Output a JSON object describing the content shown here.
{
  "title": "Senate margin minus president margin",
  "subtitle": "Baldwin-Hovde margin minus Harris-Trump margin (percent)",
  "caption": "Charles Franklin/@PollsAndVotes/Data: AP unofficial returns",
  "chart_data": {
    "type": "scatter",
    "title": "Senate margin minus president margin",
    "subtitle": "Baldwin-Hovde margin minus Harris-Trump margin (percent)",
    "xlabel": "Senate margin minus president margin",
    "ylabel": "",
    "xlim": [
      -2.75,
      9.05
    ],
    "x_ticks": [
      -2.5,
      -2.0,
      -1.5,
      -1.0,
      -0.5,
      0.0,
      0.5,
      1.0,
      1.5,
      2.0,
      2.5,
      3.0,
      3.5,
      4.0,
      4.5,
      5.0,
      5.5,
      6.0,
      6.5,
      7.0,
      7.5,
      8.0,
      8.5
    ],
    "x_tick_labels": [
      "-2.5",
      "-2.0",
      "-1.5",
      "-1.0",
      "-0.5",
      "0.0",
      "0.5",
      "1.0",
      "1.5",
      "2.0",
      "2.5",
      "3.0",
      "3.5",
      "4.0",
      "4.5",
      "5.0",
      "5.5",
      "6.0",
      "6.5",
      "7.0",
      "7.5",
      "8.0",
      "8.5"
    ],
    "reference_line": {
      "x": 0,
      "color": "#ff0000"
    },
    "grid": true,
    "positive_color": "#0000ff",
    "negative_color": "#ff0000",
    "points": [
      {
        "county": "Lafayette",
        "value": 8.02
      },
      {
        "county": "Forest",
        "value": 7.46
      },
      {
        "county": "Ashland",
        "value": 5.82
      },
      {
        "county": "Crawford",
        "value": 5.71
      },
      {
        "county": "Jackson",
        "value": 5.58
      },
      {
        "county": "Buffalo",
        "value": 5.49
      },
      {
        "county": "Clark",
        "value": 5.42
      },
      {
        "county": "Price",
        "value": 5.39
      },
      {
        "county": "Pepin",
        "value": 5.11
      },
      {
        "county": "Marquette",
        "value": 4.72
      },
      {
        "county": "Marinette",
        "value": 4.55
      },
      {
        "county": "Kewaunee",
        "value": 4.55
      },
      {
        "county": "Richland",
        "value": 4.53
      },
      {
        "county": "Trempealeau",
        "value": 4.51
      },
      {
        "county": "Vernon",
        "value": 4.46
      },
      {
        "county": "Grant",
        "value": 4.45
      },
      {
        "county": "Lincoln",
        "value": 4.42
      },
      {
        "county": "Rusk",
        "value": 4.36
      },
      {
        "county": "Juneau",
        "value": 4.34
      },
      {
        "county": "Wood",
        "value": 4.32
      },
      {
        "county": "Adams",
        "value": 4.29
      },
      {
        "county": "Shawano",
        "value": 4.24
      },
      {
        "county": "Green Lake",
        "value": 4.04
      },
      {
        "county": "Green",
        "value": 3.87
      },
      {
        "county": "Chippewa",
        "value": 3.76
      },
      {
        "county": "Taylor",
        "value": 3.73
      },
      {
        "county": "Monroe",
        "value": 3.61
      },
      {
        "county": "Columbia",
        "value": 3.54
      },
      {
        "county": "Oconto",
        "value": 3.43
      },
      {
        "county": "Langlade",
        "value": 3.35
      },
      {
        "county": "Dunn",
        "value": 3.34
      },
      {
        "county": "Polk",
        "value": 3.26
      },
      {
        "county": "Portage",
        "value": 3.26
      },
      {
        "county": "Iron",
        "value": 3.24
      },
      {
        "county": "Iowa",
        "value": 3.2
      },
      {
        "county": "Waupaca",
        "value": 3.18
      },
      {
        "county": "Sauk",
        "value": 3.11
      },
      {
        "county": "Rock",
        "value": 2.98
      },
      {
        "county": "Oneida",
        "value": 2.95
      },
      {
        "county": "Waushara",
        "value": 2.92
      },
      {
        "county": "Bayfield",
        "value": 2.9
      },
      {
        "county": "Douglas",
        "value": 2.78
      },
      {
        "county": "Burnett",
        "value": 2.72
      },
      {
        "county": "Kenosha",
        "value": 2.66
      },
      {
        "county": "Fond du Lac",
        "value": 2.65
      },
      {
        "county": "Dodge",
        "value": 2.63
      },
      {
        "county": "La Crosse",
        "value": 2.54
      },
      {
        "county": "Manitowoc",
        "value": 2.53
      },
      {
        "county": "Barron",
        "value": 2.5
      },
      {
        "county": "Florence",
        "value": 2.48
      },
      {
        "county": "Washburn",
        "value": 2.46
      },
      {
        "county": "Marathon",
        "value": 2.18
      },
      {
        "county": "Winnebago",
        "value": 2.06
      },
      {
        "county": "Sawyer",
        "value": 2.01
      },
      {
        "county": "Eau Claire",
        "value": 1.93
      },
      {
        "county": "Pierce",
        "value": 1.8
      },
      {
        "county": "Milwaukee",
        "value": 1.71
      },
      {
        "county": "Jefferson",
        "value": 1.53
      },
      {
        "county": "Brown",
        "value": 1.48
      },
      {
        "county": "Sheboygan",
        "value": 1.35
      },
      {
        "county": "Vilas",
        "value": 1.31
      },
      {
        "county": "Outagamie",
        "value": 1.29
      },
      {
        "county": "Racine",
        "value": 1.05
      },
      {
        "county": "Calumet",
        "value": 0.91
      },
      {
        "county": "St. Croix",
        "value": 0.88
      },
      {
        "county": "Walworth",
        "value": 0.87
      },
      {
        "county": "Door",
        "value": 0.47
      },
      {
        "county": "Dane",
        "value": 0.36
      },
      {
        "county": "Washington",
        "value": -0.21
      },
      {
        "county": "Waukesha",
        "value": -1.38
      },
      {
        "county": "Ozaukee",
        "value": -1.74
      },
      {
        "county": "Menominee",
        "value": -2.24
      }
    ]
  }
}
************
▶ [Exercise prompt]: Your task is to repeat each line of the material exactly.

▶ [Expected output]:
Output a JSON object describing the content shown here.
{
  "title": "Senate margin minus president margin",
  "subtitle": "Baldwin-Hovde margin minus Harris-Trump margin (percent)",
  "caption": "Charles Franklin/@PollsAndVotes/Data: AP unofficial returns",
  "chart_data": {
    "type": "scatter",
    "title": "Senate margin minus president margin",
    "subtitle": "Baldwin-Hovde margin minus Harris-Trump margin (percent)",
    "xlabel": "Senate margin minus president margin",
    "ylabel": "",
    "xlim": [
      -2.75,
      9.05
    ],
    "x_ticks": [
      -2.5,
      -2.0,
      -1.5,
      -1.0,
      -0.5,
      0.0,
      0.5,
      1.0,
      1.5,
      2.0,
      2.5,
      3.0,
      3.5,
      4.0,
      4.5,
      5.0,
      5.5,
      6.0,
      6.5,
      7.0,
      7.5,
      8.0,
      8.5
    ],
    "x_tick_labels": [
      "-2.5",
      "-2.0",
      "-1.5",
      "-1.0",
      "-0.5",
      "0.0",
      "0.5",
      "1.0",
      "1.5",
      "2.0",
      "2.5",
      "3.0",
      "3.5",
      "4.0",
      "4.5",
      "5.0",
      "5.5",
      "6.0",
      "6.5",
      "7.0",
      "7.5",
      "8.0",
      "8.5"
    ],
    "reference_line": {
      "x": 0,
      "color": "#ff0000"
    },
    "grid": true,
    "positive_color": "#0000ff",
    "negative_color": "#ff0000",
    "points": [
      {
        "county": "Lafayette",
        "value": 8.02
      },
      {
        "county": "Forest",
        "value": 7.46
      },
      {
        "county": "Ashland",
        "value": 5.82
      },
      {
        "county": "Crawford",
        "value": 5.71
      },
      {
        "county": "Jackson",
        "value": 5.58
      },
      {
        "county": "Buffalo",
        "value": 5.49
      },
      {
        "county": "Clark",
        "value": 5.42
      },
      {
        "county": "Price",
        "value": 5.39
      },
      {
        "county": "Pepin",
        "value": 5.11
      },
      {
        "county": "Marquette",
        "value": 4.72
      },
      {
        "county": "Marinette",
        "value": 4.55
      },
      {
        "county": "Kewaunee",
        "value": 4.55
      },
      {
        "county": "Richland",
        "value": 4.53
      },
      {
        "county": "Trempealeau",
        "value": 4.51
      },
      {
        "county": "Vernon",
        "value": 4.46
      },
      {
        "county": "Grant",
        "value": 4.45
      },
      {
        "county": "Lincoln",
        "value": 4.42
      },
      {
        "county": "Rusk",
        "value": 4.36
      },
      {
        "county": "Juneau",
        "value": 4.34
      },
      {
        "county": "Wood",
        "value": 4.32
      },
      {
        "county": "Adams",
        "value": 4.29
      },
      {
        "county": "Shawano",
        "value": 4.24
      },
      {
        "county": "Green Lake",
        "value": 4.04
      },
      {
        "county": "Green",
        "value": 3.87
      },
      {
        "county": "Chippewa",
        "value": 3.76
      },
      {
        "county": "Taylor",
        "value": 3.73
      },
      {
        "county": "Monroe",
        "value": 3.61
      },
      {
        "county": "Columbia",
        "value": 3.54
      },
      {
        "county": "Oconto",
        "value": 3.43
      },
      {
        "county": "Langlade",
        "value": 3.35
      },
      {
        "county": "Dunn",
        "value": 3.34
      },
      {
        "county": "Polk",
        "value": 3.26
      },
      {
        "county": "Portage",
        "value": 3.26
      },
      {
        "county": "Iron",
        "value": 3.24
      },
      {
        "county": "Iowa",
        "value": 3.2
      },
      {
        "county": "Waupaca",
        "value": 3.18
      },
      {
        "county": "Sauk",
        "value": 3.11
      },
      {
        "county": "Rock",
        "value": 2.98
      },
      {
        "county": "Oneida",
        "value": 2.95
      },
      {
        "county": "Waushara",
        "value": 2.92
      },
      {
        "county": "Bayfield",
        "value": 2.9
      },
      {
        "county": "Douglas",
        "value": 2.78
      },
      {
        "county": "Burnett",
        "value": 2.72
      },
      {
        "county": "Kenosha",
        "value": 2.66
      },
      {
        "county": "Fond du Lac",
        "value": 2.65
      },
      {
        "county": "Dodge",
        "value": 2.63
      },
      {
        "county": "La Crosse",
        "value": 2.54
      },
      {
        "county": "Manitowoc",
        "value": 2.53
      },
      {
        "county": "Barron",
        "value": 2.5
      },
      {
        "county": "Florence",
        "value": 2.48
      },
      {
        "county": "Washburn",
        "value": 2.46
      },
      {
        "county": "Marathon",
        "value": 2.18
      },
      {
        "county": "Winnebago",
        "value": 2.06
      },
      {
        "county": "Sawyer",
        "value": 2.01
      },
      {
        "county": "Eau Claire",
        "value": 1.93
      },
      {
        "county": "Pierce",
        "value": 1.8
      },
      {
        "county": "Milwaukee",
        "value": 1.71
      },
      {
        "county": "Jefferson",
        "value": 1.53
      },
      {
        "county": "Brown",
        "value": 1.48
      },
      {
        "county": "Sheboygan",
        "value": 1.35
      },
      {
        "county": "Vilas",
        "value": 1.31
      },
      {
        "county": "Outagamie",
        "value": 1.29
      },
      {
        "county": "Racine",
        "value": 1.05
      },
      {
        "county": "Calumet",
        "value": 0.91
      },
      {
        "county": "St. Croix",
        "value": 0.88
      },
      {
        "county": "Walworth",
        "value": 0.87
      },
      {
        "county": "Door",
        "value": 0.47
      },
      {
        "county": "Dane",
        "value": 0.36
      },
      {
        "county": "Washington",
        "value": -0.21
      },
      {
        "county": "Waukesha",
        "value": -1.38
      },
      {
        "county": "Ozaukee",
        "value": -1.74
      },
      {
        "county": "Menominee",
        "value": -2.24
      }
    ]
  }
}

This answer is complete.